----- Listing -----
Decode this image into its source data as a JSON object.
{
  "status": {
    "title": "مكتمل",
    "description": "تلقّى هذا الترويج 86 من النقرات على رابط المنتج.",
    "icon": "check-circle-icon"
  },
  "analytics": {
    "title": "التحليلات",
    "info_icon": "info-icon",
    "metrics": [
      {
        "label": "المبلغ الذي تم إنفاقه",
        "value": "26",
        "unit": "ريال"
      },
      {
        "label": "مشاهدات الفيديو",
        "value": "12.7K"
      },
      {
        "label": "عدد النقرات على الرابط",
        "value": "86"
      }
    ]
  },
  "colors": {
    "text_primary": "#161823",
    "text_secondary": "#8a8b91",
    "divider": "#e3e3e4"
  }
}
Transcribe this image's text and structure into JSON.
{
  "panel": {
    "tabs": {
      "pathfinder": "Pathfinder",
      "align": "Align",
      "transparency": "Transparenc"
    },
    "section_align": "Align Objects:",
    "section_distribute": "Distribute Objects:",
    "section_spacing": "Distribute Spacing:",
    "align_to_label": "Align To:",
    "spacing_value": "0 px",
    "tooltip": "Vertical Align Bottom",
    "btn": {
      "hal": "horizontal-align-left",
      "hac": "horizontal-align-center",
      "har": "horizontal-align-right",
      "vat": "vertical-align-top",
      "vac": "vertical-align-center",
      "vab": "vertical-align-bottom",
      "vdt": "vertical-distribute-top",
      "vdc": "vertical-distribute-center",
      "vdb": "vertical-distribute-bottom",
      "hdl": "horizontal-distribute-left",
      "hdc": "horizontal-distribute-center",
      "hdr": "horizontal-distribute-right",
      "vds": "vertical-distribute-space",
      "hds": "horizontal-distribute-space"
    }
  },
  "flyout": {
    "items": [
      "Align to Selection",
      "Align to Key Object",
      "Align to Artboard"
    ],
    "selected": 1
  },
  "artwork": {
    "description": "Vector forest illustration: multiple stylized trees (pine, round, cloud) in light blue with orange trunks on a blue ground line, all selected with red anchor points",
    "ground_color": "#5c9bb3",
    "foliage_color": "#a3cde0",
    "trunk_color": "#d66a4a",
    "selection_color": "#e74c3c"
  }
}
-----
Description of the task:
All lines above containing the string "image" are to be collected.

Result of this exercise:
Decode this image into its source data as a JSON object.
Transcribe this image's text and structure into JSON.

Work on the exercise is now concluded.